-- BEGIN --

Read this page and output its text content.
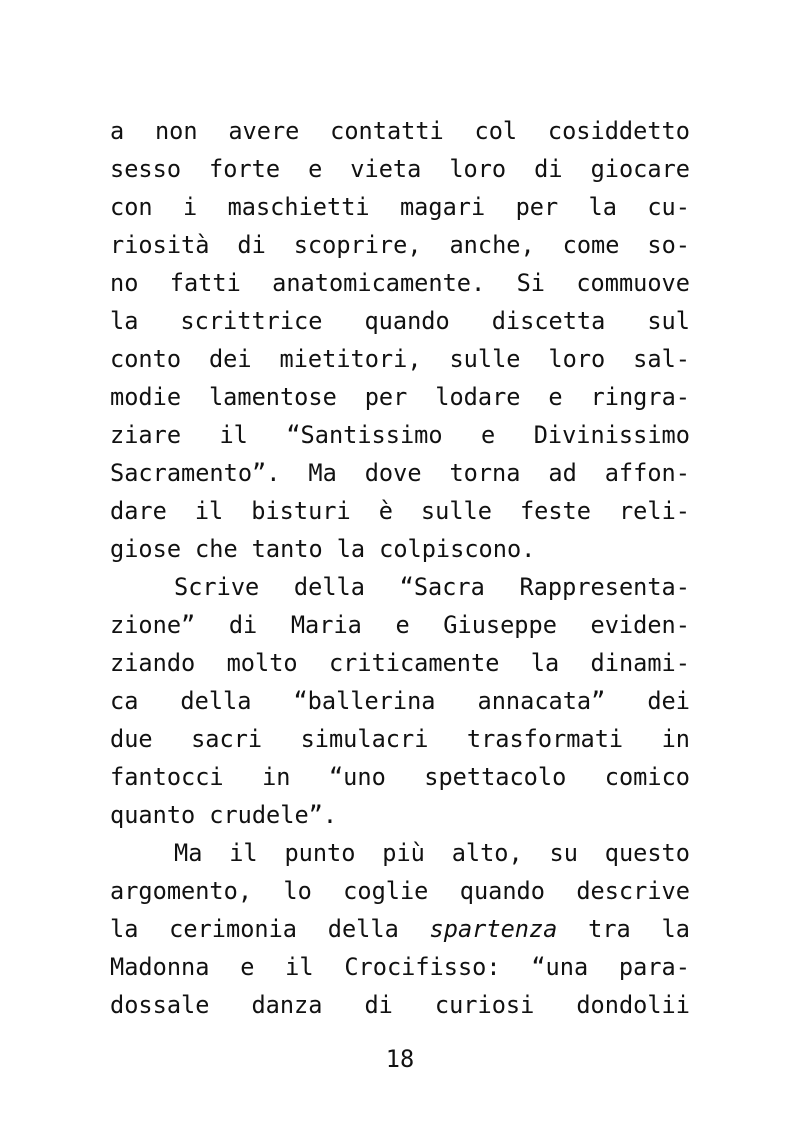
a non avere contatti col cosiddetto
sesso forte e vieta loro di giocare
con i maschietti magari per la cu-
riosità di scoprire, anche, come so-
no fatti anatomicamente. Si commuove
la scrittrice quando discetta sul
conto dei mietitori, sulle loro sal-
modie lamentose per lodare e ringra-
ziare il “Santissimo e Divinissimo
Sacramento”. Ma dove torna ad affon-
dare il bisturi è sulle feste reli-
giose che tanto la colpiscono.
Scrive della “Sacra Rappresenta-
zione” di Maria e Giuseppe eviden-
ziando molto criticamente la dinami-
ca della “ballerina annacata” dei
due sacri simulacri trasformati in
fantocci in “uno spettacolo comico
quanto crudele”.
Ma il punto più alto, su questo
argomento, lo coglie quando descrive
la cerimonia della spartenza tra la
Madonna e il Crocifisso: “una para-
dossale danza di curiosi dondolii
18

-- END --
-- BEGIN --

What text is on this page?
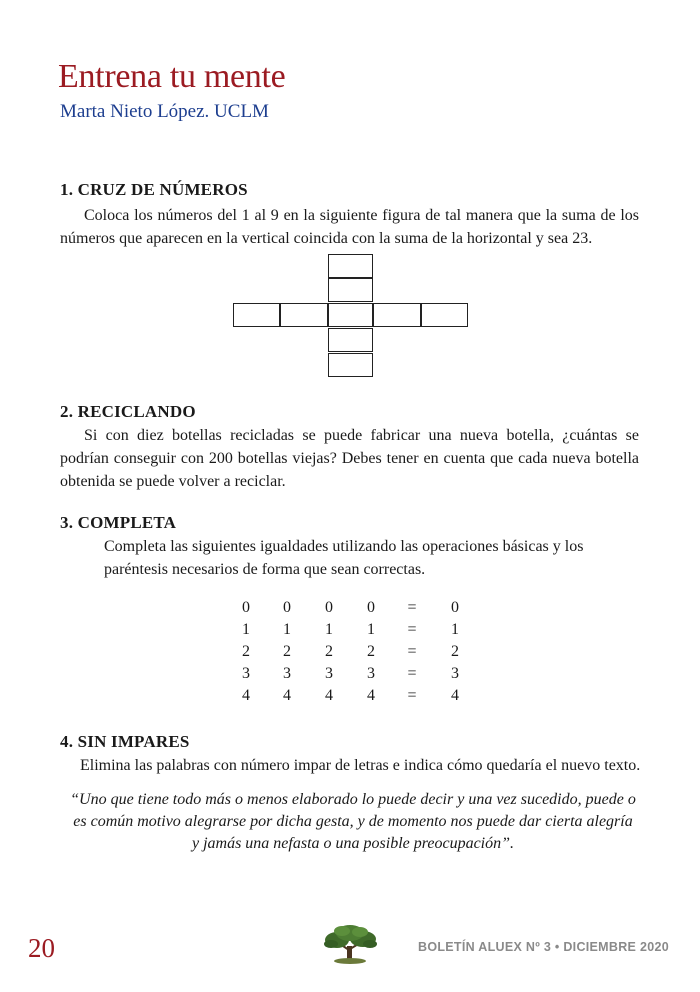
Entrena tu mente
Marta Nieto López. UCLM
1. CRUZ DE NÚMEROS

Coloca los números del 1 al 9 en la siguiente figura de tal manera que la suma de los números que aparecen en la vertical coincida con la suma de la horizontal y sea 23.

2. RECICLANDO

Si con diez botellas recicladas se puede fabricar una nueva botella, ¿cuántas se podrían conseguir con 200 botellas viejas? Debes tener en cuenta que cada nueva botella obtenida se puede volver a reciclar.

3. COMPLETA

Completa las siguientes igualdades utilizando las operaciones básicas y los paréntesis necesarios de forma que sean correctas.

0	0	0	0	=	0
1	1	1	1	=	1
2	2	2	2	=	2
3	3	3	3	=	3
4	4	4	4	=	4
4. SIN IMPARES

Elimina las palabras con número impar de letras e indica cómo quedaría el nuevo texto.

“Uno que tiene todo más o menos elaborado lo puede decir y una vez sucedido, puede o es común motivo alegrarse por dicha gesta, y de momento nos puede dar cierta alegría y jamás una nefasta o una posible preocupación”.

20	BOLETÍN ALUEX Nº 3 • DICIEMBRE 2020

-- END --

**Problem to solve**
Return only the number of lines in the data that contain "page".

**Expected answer**
2